Work to do ▸ Across the entries below, how many lines contain the word "BENHILTON"? Give the number alone.

Records from a collection of figures ▸
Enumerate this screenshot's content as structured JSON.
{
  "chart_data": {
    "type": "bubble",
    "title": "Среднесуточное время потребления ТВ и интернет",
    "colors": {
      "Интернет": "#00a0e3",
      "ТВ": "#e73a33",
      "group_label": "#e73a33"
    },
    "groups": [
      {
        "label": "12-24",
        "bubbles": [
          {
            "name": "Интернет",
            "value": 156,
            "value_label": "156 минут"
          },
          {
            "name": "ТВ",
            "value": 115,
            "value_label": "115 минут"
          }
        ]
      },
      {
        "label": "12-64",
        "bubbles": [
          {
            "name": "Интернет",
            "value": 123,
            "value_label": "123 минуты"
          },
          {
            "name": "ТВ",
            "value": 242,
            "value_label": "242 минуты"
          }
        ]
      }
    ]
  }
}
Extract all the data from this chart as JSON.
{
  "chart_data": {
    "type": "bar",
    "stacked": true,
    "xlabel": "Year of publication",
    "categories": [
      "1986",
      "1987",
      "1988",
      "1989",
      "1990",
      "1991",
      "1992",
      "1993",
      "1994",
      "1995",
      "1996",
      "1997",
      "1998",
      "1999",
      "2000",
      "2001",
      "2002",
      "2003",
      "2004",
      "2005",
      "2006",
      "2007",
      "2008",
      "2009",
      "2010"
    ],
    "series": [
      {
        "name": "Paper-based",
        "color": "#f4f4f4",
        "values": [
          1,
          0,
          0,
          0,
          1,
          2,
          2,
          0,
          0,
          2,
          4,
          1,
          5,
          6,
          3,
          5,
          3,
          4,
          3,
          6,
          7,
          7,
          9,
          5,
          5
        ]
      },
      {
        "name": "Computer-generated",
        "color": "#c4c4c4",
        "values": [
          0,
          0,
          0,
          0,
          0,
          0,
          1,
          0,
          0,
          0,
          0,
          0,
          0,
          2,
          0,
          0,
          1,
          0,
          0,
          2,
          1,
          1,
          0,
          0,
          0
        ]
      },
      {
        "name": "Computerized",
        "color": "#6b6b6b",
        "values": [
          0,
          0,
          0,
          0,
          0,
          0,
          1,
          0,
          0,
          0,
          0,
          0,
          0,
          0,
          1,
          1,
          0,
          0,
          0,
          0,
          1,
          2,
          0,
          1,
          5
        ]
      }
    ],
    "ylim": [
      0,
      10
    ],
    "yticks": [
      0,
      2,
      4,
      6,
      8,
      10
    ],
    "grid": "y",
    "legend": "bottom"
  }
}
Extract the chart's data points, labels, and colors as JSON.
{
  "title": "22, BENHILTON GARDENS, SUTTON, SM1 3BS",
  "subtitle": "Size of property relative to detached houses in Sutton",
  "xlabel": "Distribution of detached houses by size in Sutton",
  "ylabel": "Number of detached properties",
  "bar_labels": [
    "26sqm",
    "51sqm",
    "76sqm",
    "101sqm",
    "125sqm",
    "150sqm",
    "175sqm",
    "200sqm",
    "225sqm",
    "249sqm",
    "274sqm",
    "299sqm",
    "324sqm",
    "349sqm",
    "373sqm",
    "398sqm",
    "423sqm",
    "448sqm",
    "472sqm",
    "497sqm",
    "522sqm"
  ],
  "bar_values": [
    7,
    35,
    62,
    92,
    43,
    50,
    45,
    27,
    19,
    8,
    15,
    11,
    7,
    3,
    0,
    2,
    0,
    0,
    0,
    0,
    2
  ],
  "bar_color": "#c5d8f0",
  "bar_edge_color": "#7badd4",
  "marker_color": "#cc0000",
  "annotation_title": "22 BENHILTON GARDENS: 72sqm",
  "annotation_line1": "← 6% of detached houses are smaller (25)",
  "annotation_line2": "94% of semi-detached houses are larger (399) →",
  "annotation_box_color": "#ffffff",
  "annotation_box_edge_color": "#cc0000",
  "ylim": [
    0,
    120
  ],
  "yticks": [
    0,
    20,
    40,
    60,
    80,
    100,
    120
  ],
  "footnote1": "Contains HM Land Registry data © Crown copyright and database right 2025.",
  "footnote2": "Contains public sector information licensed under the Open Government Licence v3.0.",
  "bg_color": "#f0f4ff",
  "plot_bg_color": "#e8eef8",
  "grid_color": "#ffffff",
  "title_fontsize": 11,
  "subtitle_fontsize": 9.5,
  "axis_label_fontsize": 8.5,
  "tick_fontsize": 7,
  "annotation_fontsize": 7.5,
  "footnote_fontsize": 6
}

Output for this task ▸ 2